Given exercise —
With the images removed, repeat the data below exactly.

Given data —
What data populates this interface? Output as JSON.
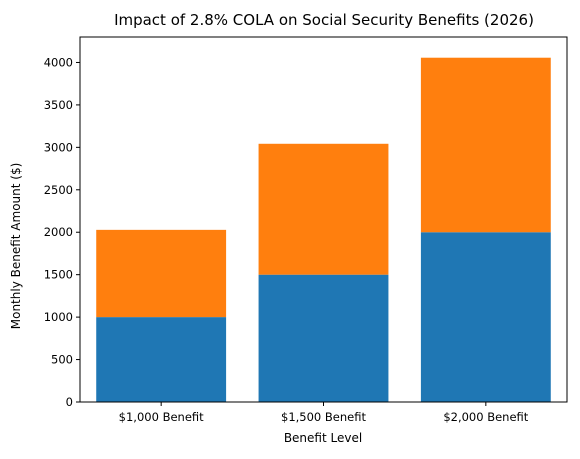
{
  "chart_data": {
    "type": "bar",
    "stacked": true,
    "title": "Impact of 2.8% COLA on Social Security Benefits (2026)",
    "xlabel": "Benefit Level",
    "ylabel": "Monthly Benefit Amount ($)",
    "categories": [
      "$1,000 Benefit",
      "$1,500 Benefit",
      "$2,000 Benefit"
    ],
    "series": [
      {
        "values": [
          1000,
          1500,
          2000
        ],
        "color": "#1f77b4"
      },
      {
        "values": [
          1028,
          1542,
          2056
        ],
        "color": "#ff7f0e"
      }
    ],
    "ylim": [
      0,
      4300
    ],
    "yticks": [
      "0",
      "500",
      "1000",
      "1500",
      "2000",
      "2500",
      "3000",
      "3500",
      "4000"
    ],
    "grid": false,
    "legend": "none"
  }
}
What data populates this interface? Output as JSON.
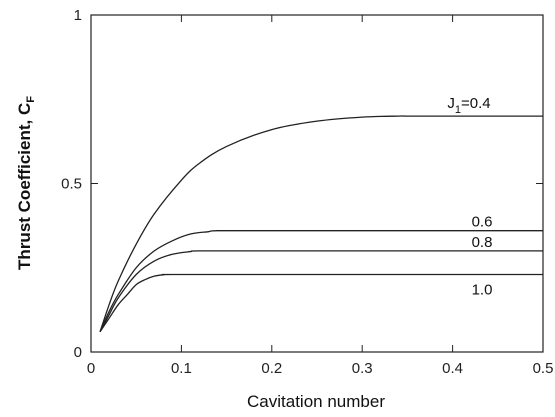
{
  "chart_data": {
    "type": "line",
    "title": "",
    "xlabel": "Cavitation number",
    "ylabel": "Thrust Coefficient, C",
    "ylabel_sub": "F",
    "xlim": [
      0,
      0.5
    ],
    "ylim": [
      0,
      1
    ],
    "xticks": [
      0,
      0.1,
      0.2,
      0.3,
      0.4,
      0.5
    ],
    "xtick_labels": [
      "0",
      "0.1",
      "0.2",
      "0.3",
      "0.4",
      "0.5"
    ],
    "yticks": [
      0,
      0.5,
      1
    ],
    "ytick_labels": [
      "0",
      "0.5",
      "1"
    ],
    "grid": false,
    "line_color": "#222222",
    "series": [
      {
        "label_main": "J",
        "label_sub": "1",
        "label_rest": "=0.4",
        "x": [
          0.01,
          0.02,
          0.03,
          0.05,
          0.07,
          0.1,
          0.12,
          0.15,
          0.2,
          0.25,
          0.3,
          0.34,
          0.35,
          0.4,
          0.45,
          0.5
        ],
        "y": [
          0.06,
          0.14,
          0.21,
          0.32,
          0.41,
          0.51,
          0.56,
          0.61,
          0.66,
          0.685,
          0.697,
          0.7,
          0.7,
          0.7,
          0.7,
          0.7
        ]
      },
      {
        "label_main": "0.6",
        "x": [
          0.01,
          0.02,
          0.03,
          0.05,
          0.07,
          0.09,
          0.11,
          0.13,
          0.14,
          0.2,
          0.3,
          0.4,
          0.5
        ],
        "y": [
          0.06,
          0.12,
          0.17,
          0.25,
          0.3,
          0.33,
          0.35,
          0.357,
          0.36,
          0.36,
          0.36,
          0.36,
          0.36
        ]
      },
      {
        "label_main": "0.8",
        "x": [
          0.01,
          0.02,
          0.03,
          0.05,
          0.07,
          0.09,
          0.11,
          0.12,
          0.2,
          0.3,
          0.4,
          0.5
        ],
        "y": [
          0.06,
          0.11,
          0.16,
          0.23,
          0.27,
          0.29,
          0.298,
          0.3,
          0.3,
          0.3,
          0.3,
          0.3
        ]
      },
      {
        "label_main": "1.0",
        "x": [
          0.01,
          0.02,
          0.03,
          0.04,
          0.05,
          0.06,
          0.07,
          0.08,
          0.09,
          0.2,
          0.3,
          0.4,
          0.5
        ],
        "y": [
          0.06,
          0.1,
          0.14,
          0.17,
          0.2,
          0.215,
          0.225,
          0.229,
          0.23,
          0.23,
          0.23,
          0.23,
          0.23
        ]
      }
    ]
  }
}
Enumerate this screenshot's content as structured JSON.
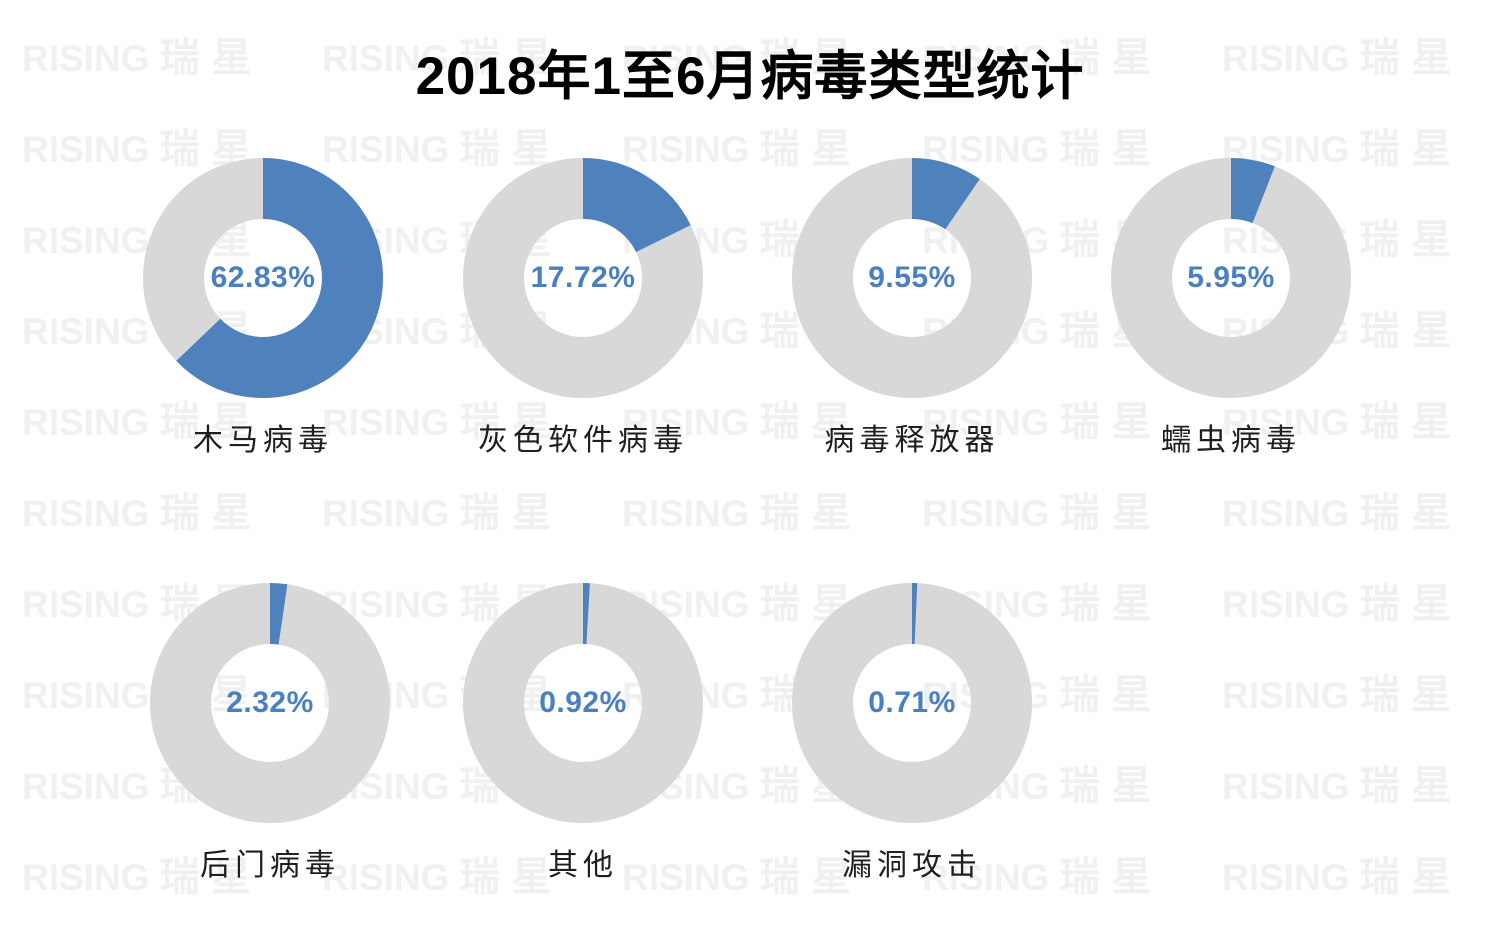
{
  "title": "2018年1至6月病毒类型统计",
  "watermark": {
    "brand_latin": "RISING",
    "brand_cjk": "瑞星"
  },
  "colors": {
    "background": "#ffffff",
    "title_text": "#000000",
    "slice": "#4f81bd",
    "ring": "#d8d8d8",
    "percent_text": "#4a80c0",
    "label_text": "#1f1f1f",
    "watermark_text": "#f0f0f0"
  },
  "chart_data": {
    "type": "pie",
    "variant": "donut_small_multiples",
    "title": "2018年1至6月病毒类型统计",
    "unit": "percent",
    "legend_position": "none",
    "grid": false,
    "categories": [
      "木马病毒",
      "灰色软件病毒",
      "病毒释放器",
      "蠕虫病毒",
      "后门病毒",
      "其他",
      "漏洞攻击"
    ],
    "values": [
      62.83,
      17.72,
      9.55,
      5.95,
      2.32,
      0.92,
      0.71
    ],
    "value_labels": [
      "62.83%",
      "17.72%",
      "9.55%",
      "5.95%",
      "2.32%",
      "0.92%",
      "0.71%"
    ],
    "slice_start_angle_deg": 0,
    "slice_direction": "clockwise"
  }
}
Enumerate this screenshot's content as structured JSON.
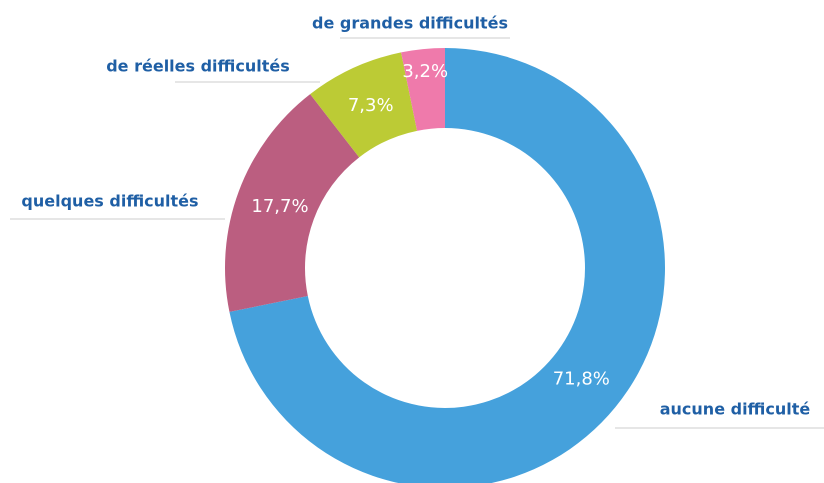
{
  "chart_data": {
    "type": "donut",
    "categories": [
      "aucune difficulté",
      "quelques difficultés",
      "de réelles difficultés",
      "de grandes difficultés"
    ],
    "values": [
      71.8,
      17.7,
      7.3,
      3.2
    ],
    "value_labels": [
      "71,8%",
      "17,7%",
      "7,3%",
      "3,2%"
    ],
    "colors": [
      "#45a1dc",
      "#bb5e80",
      "#bccb35",
      "#ef7aab"
    ]
  }
}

The answer —
What data populates this interface? Output as JSON.
{
  "chart_data": {
    "type": "bar",
    "stacked": true,
    "title": "Impact of 2.8% COLA on Social Security Benefits (2026)",
    "xlabel": "Benefit Level",
    "ylabel": "Monthly Benefit Amount ($)",
    "categories": [
      "$1,000 Benefit",
      "$1,500 Benefit",
      "$2,000 Benefit"
    ],
    "series": [
      {
        "values": [
          1000,
          1500,
          2000
        ],
        "color": "#1f77b4"
      },
      {
        "values": [
          1028,
          1542,
          2056
        ],
        "color": "#ff7f0e"
      }
    ],
    "ylim": [
      0,
      4300
    ],
    "yticks": [
      "0",
      "500",
      "1000",
      "1500",
      "2000",
      "2500",
      "3000",
      "3500",
      "4000"
    ],
    "grid": false,
    "legend": "none"
  }
}
What data populates this interface? Output as JSON.
{
  "chart_data": {
    "type": "line",
    "title": "",
    "xlabel": "Cavitation number",
    "ylabel": "Thrust Coefficient, C",
    "ylabel_sub": "F",
    "xlim": [
      0,
      0.5
    ],
    "ylim": [
      0,
      1
    ],
    "xticks": [
      0,
      0.1,
      0.2,
      0.3,
      0.4,
      0.5
    ],
    "xtick_labels": [
      "0",
      "0.1",
      "0.2",
      "0.3",
      "0.4",
      "0.5"
    ],
    "yticks": [
      0,
      0.5,
      1
    ],
    "ytick_labels": [
      "0",
      "0.5",
      "1"
    ],
    "grid": false,
    "line_color": "#222222",
    "series": [
      {
        "label_main": "J",
        "label_sub": "1",
        "label_rest": "=0.4",
        "x": [
          0.01,
          0.02,
          0.03,
          0.05,
          0.07,
          0.1,
          0.12,
          0.15,
          0.2,
          0.25,
          0.3,
          0.34,
          0.35,
          0.4,
          0.45,
          0.5
        ],
        "y": [
          0.06,
          0.14,
          0.21,
          0.32,
          0.41,
          0.51,
          0.56,
          0.61,
          0.66,
          0.685,
          0.697,
          0.7,
          0.7,
          0.7,
          0.7,
          0.7
        ]
      },
      {
        "label_main": "0.6",
        "x": [
          0.01,
          0.02,
          0.03,
          0.05,
          0.07,
          0.09,
          0.11,
          0.13,
          0.14,
          0.2,
          0.3,
          0.4,
          0.5
        ],
        "y": [
          0.06,
          0.12,
          0.17,
          0.25,
          0.3,
          0.33,
          0.35,
          0.357,
          0.36,
          0.36,
          0.36,
          0.36,
          0.36
        ]
      },
      {
        "label_main": "0.8",
        "x": [
          0.01,
          0.02,
          0.03,
          0.05,
          0.07,
          0.09,
          0.11,
          0.12,
          0.2,
          0.3,
          0.4,
          0.5
        ],
        "y": [
          0.06,
          0.11,
          0.16,
          0.23,
          0.27,
          0.29,
          0.298,
          0.3,
          0.3,
          0.3,
          0.3,
          0.3
        ]
      },
      {
        "label_main": "1.0",
        "x": [
          0.01,
          0.02,
          0.03,
          0.04,
          0.05,
          0.06,
          0.07,
          0.08,
          0.09,
          0.2,
          0.3,
          0.4,
          0.5
        ],
        "y": [
          0.06,
          0.1,
          0.14,
          0.17,
          0.2,
          0.215,
          0.225,
          0.229,
          0.23,
          0.23,
          0.23,
          0.23,
          0.23
        ]
      }
    ]
  }
}
Enumerate this screenshot's content as structured JSON.
{
  "title": "2018年1至6月病毒类型统计",
  "watermark": {
    "brand_latin": "RISING",
    "brand_cjk": "瑞星"
  },
  "colors": {
    "background": "#ffffff",
    "title_text": "#000000",
    "slice": "#4f81bd",
    "ring": "#d8d8d8",
    "percent_text": "#4a80c0",
    "label_text": "#1f1f1f",
    "watermark_text": "#f0f0f0"
  },
  "chart_data": {
    "type": "pie",
    "variant": "donut_small_multiples",
    "title": "2018年1至6月病毒类型统计",
    "unit": "percent",
    "legend_position": "none",
    "grid": false,
    "categories": [
      "木马病毒",
      "灰色软件病毒",
      "病毒释放器",
      "蠕虫病毒",
      "后门病毒",
      "其他",
      "漏洞攻击"
    ],
    "values": [
      62.83,
      17.72,
      9.55,
      5.95,
      2.32,
      0.92,
      0.71
    ],
    "value_labels": [
      "62.83%",
      "17.72%",
      "9.55%",
      "5.95%",
      "2.32%",
      "0.92%",
      "0.71%"
    ],
    "slice_start_angle_deg": 0,
    "slice_direction": "clockwise"
  }
}
Enumerate this screenshot's content as structured JSON.
{
  "chart_data": {
    "type": "donut",
    "categories": [
      "aucune difficulté",
      "quelques difficultés",
      "de réelles difficultés",
      "de grandes difficultés"
    ],
    "values": [
      71.8,
      17.7,
      7.3,
      3.2
    ],
    "value_labels": [
      "71,8%",
      "17,7%",
      "7,3%",
      "3,2%"
    ],
    "colors": [
      "#45a1dc",
      "#bb5e80",
      "#bccb35",
      "#ef7aab"
    ]
  }
}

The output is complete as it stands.